>> begin INPUT

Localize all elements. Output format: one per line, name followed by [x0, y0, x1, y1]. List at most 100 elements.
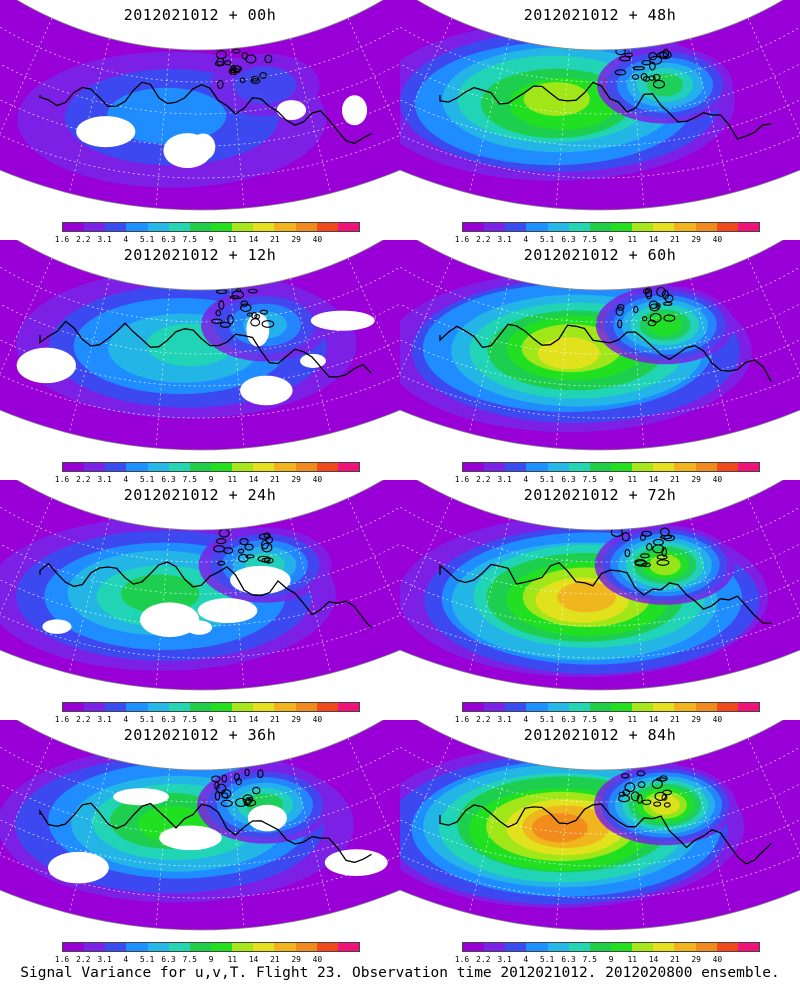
variance-contour: [523, 82, 590, 116]
colorbar-tick-label: 40: [712, 715, 723, 724]
colorbar-swatch: [716, 223, 738, 231]
coastline: [641, 530, 653, 537]
colorbar-tick-label: 2.2: [476, 235, 491, 244]
no-data-patch: [76, 116, 136, 148]
colorbar-swatch: [589, 943, 611, 951]
colorbar-swatch: [695, 703, 717, 711]
colorbar-tick-label: 4: [123, 955, 129, 964]
colorbar-swatch: [526, 943, 548, 951]
coastline: [224, 60, 232, 66]
graticule-line: [400, 17, 453, 165]
variance-contour: [647, 73, 683, 97]
colorbar-swatch: [505, 223, 527, 231]
colorbar-swatch: [632, 943, 654, 951]
graticule-line: [468, 758, 510, 914]
colorbar-tick-label: 21: [670, 475, 680, 484]
colorbar-swatch: [568, 463, 590, 471]
colorbar-swatch: [547, 463, 569, 471]
coastline: [254, 313, 260, 320]
coastline: [618, 794, 630, 803]
graticule-line: [0, 254, 400, 323]
colorbar-tick-label: 3.1: [497, 955, 512, 964]
coastline: [219, 321, 231, 328]
no-data-patch: [247, 804, 287, 832]
colorbar-tick-label: 29: [691, 475, 701, 484]
colorbar-tick-label: 2.2: [476, 955, 491, 964]
colorbar-swatch: [526, 703, 548, 711]
colorbar-swatch: [232, 943, 254, 951]
colorbar-labels: 1.6 2.2 3.1 4 5.1 6.3 7.5 9 11 14 21 29 40: [455, 955, 766, 965]
graticule-line: [0, 307, 400, 387]
colorbar: [62, 702, 360, 712]
coastline: [211, 775, 221, 783]
graticule-line: [400, 254, 800, 323]
colorbar-tick-label: 40: [712, 955, 723, 964]
graticule-line: [347, 17, 400, 165]
colorbar-tick-label: 3.1: [497, 475, 512, 484]
colorbar-swatch: [653, 223, 675, 231]
colorbar-swatch: [505, 463, 527, 471]
coastline: [637, 781, 646, 788]
colorbar-tick-label: 14: [248, 475, 259, 484]
graticule-line: [747, 17, 800, 165]
graticule-line: [400, 761, 800, 835]
coastline: [663, 534, 676, 542]
no-data-patch: [230, 565, 291, 595]
coastline: [661, 546, 667, 557]
graticule-line: [400, 497, 453, 645]
colorbar-swatch: [589, 223, 611, 231]
coastline: [652, 544, 665, 554]
colorbar-swatch: [484, 943, 506, 951]
map-panel: 2012021012 + 72h 1.6 2.2 3.1 4 5.1 6.3 7.5 9 11 14…: [400, 480, 800, 724]
colorbar-tick-label: 29: [291, 475, 301, 484]
coastline: [639, 534, 646, 541]
graticule-line: [230, 528, 245, 689]
coastline: [648, 300, 659, 309]
graticule-line: [0, 787, 400, 867]
graticule-line: [690, 518, 732, 674]
colorbar-tick-label: 14: [248, 715, 259, 724]
colorbar: [462, 462, 760, 472]
colorbar-tick-label: 7.5: [582, 235, 597, 244]
panel-title: 2012021012 + 60h: [523, 246, 677, 264]
colorbar-tick-label: 4: [523, 475, 529, 484]
colorbar-swatch: [674, 223, 696, 231]
colorbar-swatch: [274, 943, 296, 951]
graticule-line: [0, 17, 53, 165]
colorbar-tick-label: 9: [608, 715, 614, 724]
colorbar-tick-label: 14: [648, 955, 659, 964]
colorbar-swatch: [568, 703, 590, 711]
coastline: [652, 79, 666, 89]
colorbar: [462, 942, 760, 952]
colorbar-tick-label: 3.1: [97, 235, 112, 244]
colorbar-swatch: [316, 223, 338, 231]
colorbar-swatch: [295, 703, 317, 711]
colorbar-swatch: [63, 223, 85, 231]
variance-map: [0, 240, 400, 451]
coastline: [639, 553, 650, 559]
colorbar-swatch: [316, 703, 338, 711]
coastline: [221, 792, 229, 799]
coastline: [621, 532, 630, 542]
coastline: [646, 543, 653, 551]
map-border: [400, 0, 800, 211]
coastline: [634, 558, 647, 566]
colorbar-swatch: [632, 703, 654, 711]
colorbar-tick-label: 7.5: [182, 235, 197, 244]
coastline: [615, 306, 624, 317]
colorbar-swatch: [274, 223, 296, 231]
colorbar-swatch: [189, 223, 211, 231]
colorbar-swatch: [463, 223, 485, 231]
variance-map: [0, 0, 400, 211]
graticule-line: [0, 41, 400, 115]
colorbar-swatch: [126, 943, 148, 951]
coastline: [259, 72, 267, 79]
coastline: [210, 318, 223, 324]
coastline: [641, 316, 648, 322]
coastline: [659, 775, 668, 782]
colorbar-labels: 1.6 2.2 3.1 4 5.1 6.3 7.5 9 11 14 21 29 40: [55, 235, 366, 245]
colorbar-tick-label: 6.3: [161, 235, 176, 244]
colorbar-swatch: [168, 703, 190, 711]
colorbar-tick-label: 3.1: [97, 955, 112, 964]
colorbar-tick-label: 5.1: [139, 235, 155, 244]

>> end INPUT

» **WRITTEN EXERCISE**:
Could you pull every line from the records above, word for word, and leave out the pictures?

» **OUTPUT**:
Localize all elements. Output format: one per line, name followed by [x0, y0, x1, y1]. List at most 100 elements.
variance-contour: [523, 82, 590, 116]
colorbar-tick-label: 40: [712, 715, 723, 724]
colorbar-swatch: [716, 223, 738, 231]
coastline: [641, 530, 653, 537]
colorbar-tick-label: 2.2: [476, 235, 491, 244]
no-data-patch: [76, 116, 136, 148]
colorbar-swatch: [589, 943, 611, 951]
colorbar-swatch: [695, 703, 717, 711]
colorbar-tick-label: 4: [123, 955, 129, 964]
colorbar-swatch: [526, 943, 548, 951]
coastline: [224, 60, 232, 66]
graticule-line: [400, 17, 453, 165]
variance-contour: [647, 73, 683, 97]
colorbar-swatch: [505, 223, 527, 231]
colorbar-swatch: [632, 943, 654, 951]
graticule-line: [468, 758, 510, 914]
colorbar-tick-label: 21: [670, 475, 680, 484]
colorbar-swatch: [568, 463, 590, 471]
colorbar-swatch: [547, 463, 569, 471]
coastline: [254, 313, 260, 320]
coastline: [618, 794, 630, 803]
graticule-line: [0, 254, 400, 323]
colorbar-tick-label: 3.1: [497, 955, 512, 964]
coastline: [219, 321, 231, 328]
no-data-patch: [247, 804, 287, 832]
colorbar-tick-label: 29: [691, 475, 701, 484]
colorbar-tick-label: 2.2: [476, 955, 491, 964]
colorbar-swatch: [526, 703, 548, 711]
colorbar-swatch: [232, 943, 254, 951]
colorbar-labels: 1.6 2.2 3.1 4 5.1 6.3 7.5 9 11 14 21 29 40: [455, 955, 766, 965]
graticule-line: [0, 307, 400, 387]
colorbar: [62, 702, 360, 712]
coastline: [211, 775, 221, 783]
graticule-line: [400, 254, 800, 323]
colorbar-tick-label: 40: [712, 955, 723, 964]
graticule-line: [347, 17, 400, 165]
colorbar-tick-label: 3.1: [497, 475, 512, 484]
colorbar-swatch: [653, 223, 675, 231]
colorbar-swatch: [505, 463, 527, 471]
coastline: [637, 781, 646, 788]
colorbar-tick-label: 14: [248, 475, 259, 484]
graticule-line: [747, 17, 800, 165]
graticule-line: [400, 761, 800, 835]
coastline: [663, 534, 676, 542]
no-data-patch: [230, 565, 291, 595]
coastline: [661, 546, 667, 557]
graticule-line: [400, 497, 453, 645]
colorbar-swatch: [589, 223, 611, 231]
coastline: [652, 544, 665, 554]
colorbar-swatch: [484, 943, 506, 951]
map-panel: 2012021012 + 72h 1.6 2.2 3.1 4 5.1 6.3 7.5 9 11 14…: [400, 480, 800, 724]
colorbar-tick-label: 29: [291, 475, 301, 484]
coastline: [639, 534, 646, 541]
graticule-line: [230, 528, 245, 689]
coastline: [648, 300, 659, 309]
graticule-line: [0, 787, 400, 867]
graticule-line: [690, 518, 732, 674]
colorbar-tick-label: 14: [248, 715, 259, 724]
colorbar: [462, 462, 760, 472]
colorbar-tick-label: 7.5: [582, 235, 597, 244]
panel-title: 2012021012 + 60h: [523, 246, 677, 264]
colorbar-tick-label: 4: [523, 475, 529, 484]
colorbar-swatch: [674, 223, 696, 231]
colorbar-swatch: [274, 943, 296, 951]
graticule-line: [0, 17, 53, 165]
colorbar-tick-label: 9: [608, 715, 614, 724]
colorbar-tick-label: 14: [648, 955, 659, 964]
colorbar-swatch: [568, 703, 590, 711]
coastline: [652, 79, 666, 89]
colorbar: [462, 942, 760, 952]
colorbar-tick-label: 3.1: [97, 235, 112, 244]
colorbar-swatch: [316, 223, 338, 231]
colorbar-swatch: [295, 703, 317, 711]
colorbar-swatch: [63, 223, 85, 231]
variance-map: [0, 240, 400, 451]
coastline: [639, 553, 650, 559]
colorbar-swatch: [316, 703, 338, 711]
coastline: [221, 792, 229, 799]
coastline: [621, 532, 630, 542]
coastline: [646, 543, 653, 551]
map-border: [400, 0, 800, 211]
coastline: [634, 558, 647, 566]
colorbar-swatch: [632, 703, 654, 711]
colorbar-tick-label: 7.5: [182, 235, 197, 244]
coastline: [615, 306, 624, 317]
colorbar-swatch: [274, 223, 296, 231]
colorbar-swatch: [189, 223, 211, 231]
colorbar-swatch: [463, 223, 485, 231]
variance-map: [0, 0, 400, 211]
graticule-line: [0, 41, 400, 115]
colorbar-swatch: [126, 943, 148, 951]
coastline: [259, 72, 267, 79]
coastline: [210, 318, 223, 324]
coastline: [641, 316, 648, 322]
coastline: [659, 775, 668, 782]
colorbar-labels: 1.6 2.2 3.1 4 5.1 6.3 7.5 9 11 14 21 29 40: [55, 235, 366, 245]
colorbar-tick-label: 6.3: [161, 235, 176, 244]
colorbar-swatch: [168, 703, 190, 711]
colorbar-tick-label: 3.1: [97, 955, 112, 964]
colorbar-tick-label: 5.1: [139, 235, 155, 244]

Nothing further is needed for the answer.